[EXCERPT TO READ]:
Back to articles

In-Kind Contributions NGO | Valuation and Donor Audit

June 8, 2026
14 min read
Lydia Mallet

In many NGOs, a significant share of the resources mobilized never appears on a bank statement: premises made available by a town hall, medicines donated by a laboratory, hours of pro bono consulting, vehicles lent by a local partner, foodstuffs given by a manufacturer. These in-kind contributions are essential to running operations, but they pose a recurring headache for finance departments and program coordinators: how do you identify them, value them without overstatement, record them in compliance with the nonprofit chart of accounts, and above all justify them to donors who increasingly require their traceability?

This article reviews what NGO in-kind contributions cover, their accounting treatment, recognized valuation methods, the expectations of the main donors, and the recurring pitfalls during audits. We then propose a structured five-step approach to make your system reliable, and we explain how a platform such as Abvius makes it possible to track these non-monetary resources with the same rigor as your financial flows, from the field all the way to donor reporting.

NGO in-kind contributions: value, record and audit with confidence


Reading time: ~12 min

Contents

  1. What do in-kind contributions cover?
  2. The applicable accounting and regulatory framework
  3. Valuation methods: recognized practice
  4. Donor reporting and non-monetary co-financing
  5. Audit pitfalls and risks to anticipate
  6. 5 steps to structure your system
  7. Abvius: tracking and auditing in-kind contributions
  8. Mini FAQ: NGO in-kind contributions

What do in-kind contributions cover?

[THINGS TO DO]:
1: Please rewrite the paragraph in the in-kind contributions article that begins "This article reviews" as a short bulleted list, keeping its main facts.
2: Copy the in-kind contributions article between "June 8, 2026" and "require their traceability?", inclusive.
3: What date appears on the in-kind contributions article?
The data that follows has nothing to do with the in-kind contributions article.

[DATA EXTRACT]:
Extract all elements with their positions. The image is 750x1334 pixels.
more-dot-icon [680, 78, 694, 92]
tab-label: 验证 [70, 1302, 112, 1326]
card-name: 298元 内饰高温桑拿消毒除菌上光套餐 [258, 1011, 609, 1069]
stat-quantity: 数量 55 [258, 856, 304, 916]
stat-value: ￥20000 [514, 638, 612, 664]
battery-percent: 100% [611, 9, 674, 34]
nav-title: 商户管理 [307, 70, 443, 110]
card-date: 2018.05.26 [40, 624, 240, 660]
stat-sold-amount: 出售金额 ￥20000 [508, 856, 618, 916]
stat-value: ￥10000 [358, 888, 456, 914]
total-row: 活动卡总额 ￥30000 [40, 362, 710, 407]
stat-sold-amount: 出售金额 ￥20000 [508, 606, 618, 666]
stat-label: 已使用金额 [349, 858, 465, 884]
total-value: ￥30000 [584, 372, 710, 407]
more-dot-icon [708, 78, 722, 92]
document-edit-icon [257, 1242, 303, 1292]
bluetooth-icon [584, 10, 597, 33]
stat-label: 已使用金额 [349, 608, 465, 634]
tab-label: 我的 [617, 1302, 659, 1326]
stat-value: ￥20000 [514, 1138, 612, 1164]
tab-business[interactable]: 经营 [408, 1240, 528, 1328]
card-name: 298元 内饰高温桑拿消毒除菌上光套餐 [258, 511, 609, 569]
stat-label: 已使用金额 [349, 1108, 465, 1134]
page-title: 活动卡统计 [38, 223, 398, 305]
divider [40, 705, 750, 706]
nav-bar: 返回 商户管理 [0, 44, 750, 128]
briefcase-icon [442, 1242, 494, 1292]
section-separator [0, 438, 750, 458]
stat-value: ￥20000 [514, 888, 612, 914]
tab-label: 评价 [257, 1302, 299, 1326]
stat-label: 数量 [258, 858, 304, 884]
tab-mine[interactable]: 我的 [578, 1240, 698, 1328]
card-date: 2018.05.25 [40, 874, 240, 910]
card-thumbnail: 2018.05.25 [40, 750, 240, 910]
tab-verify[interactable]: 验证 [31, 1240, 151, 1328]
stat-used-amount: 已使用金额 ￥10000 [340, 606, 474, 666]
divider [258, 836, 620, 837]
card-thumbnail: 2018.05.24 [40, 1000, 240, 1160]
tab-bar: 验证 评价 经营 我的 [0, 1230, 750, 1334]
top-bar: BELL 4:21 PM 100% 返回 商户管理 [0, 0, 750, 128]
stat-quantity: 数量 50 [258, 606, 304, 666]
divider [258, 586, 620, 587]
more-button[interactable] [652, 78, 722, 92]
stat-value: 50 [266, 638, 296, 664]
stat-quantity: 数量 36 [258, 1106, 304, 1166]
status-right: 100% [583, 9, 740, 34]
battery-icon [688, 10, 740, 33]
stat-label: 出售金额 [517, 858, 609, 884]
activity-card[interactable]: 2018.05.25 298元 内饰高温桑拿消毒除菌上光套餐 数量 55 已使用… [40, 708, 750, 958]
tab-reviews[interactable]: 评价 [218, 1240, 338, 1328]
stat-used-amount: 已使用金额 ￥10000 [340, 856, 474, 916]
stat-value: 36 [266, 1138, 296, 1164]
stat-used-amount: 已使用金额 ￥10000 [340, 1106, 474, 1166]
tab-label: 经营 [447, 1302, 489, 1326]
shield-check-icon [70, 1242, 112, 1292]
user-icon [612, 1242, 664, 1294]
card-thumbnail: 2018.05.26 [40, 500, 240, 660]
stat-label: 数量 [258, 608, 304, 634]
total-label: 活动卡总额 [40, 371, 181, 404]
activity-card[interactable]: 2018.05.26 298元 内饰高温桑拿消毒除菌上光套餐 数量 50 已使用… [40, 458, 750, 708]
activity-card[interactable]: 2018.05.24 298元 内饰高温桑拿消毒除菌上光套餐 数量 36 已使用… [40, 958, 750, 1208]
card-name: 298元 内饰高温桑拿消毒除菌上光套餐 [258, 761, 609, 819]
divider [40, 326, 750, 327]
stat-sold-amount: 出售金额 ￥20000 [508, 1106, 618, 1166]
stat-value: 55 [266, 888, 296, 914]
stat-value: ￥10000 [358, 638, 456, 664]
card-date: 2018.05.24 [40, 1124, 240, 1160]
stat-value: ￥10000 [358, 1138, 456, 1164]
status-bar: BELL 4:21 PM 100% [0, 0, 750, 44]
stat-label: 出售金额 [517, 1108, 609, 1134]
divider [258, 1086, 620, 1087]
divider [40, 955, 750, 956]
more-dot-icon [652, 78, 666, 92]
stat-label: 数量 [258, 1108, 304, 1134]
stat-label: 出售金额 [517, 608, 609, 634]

[SOLUTIONS IN ORDER]:
1:
- Explains what NGO in-kind contributions cover
- Covers their accounting treatment
- Presents recognized valuation methods
- Outlines the expectations of the main donors
- Describes recurring pitfalls during audits
- Proposes a structured five-step approach to make the system reliable
- Explains how a platform such as Abvius tracks these non-monetary resources with the same rigor as financial flows, from the field to donor reporting

2:
June 8, 2026
14 min read
Lydia Mallet

In many NGOs, a significant share of the resources mobilized never appears on a bank statement: premises made available by a town hall, medicines donated by a laboratory, hours of pro bono consulting, vehicles lent by a local partner, foodstuffs given by a manufacturer. These in-kind contributions are essential to running operations, but they pose a recurring headache for finance departments and program coordinators: how do you identify them, value them without overstatement, record them in compliance with the nonprofit chart of accounts, and above all justify them to donors who increasingly require their traceability?

3: June 8, 2026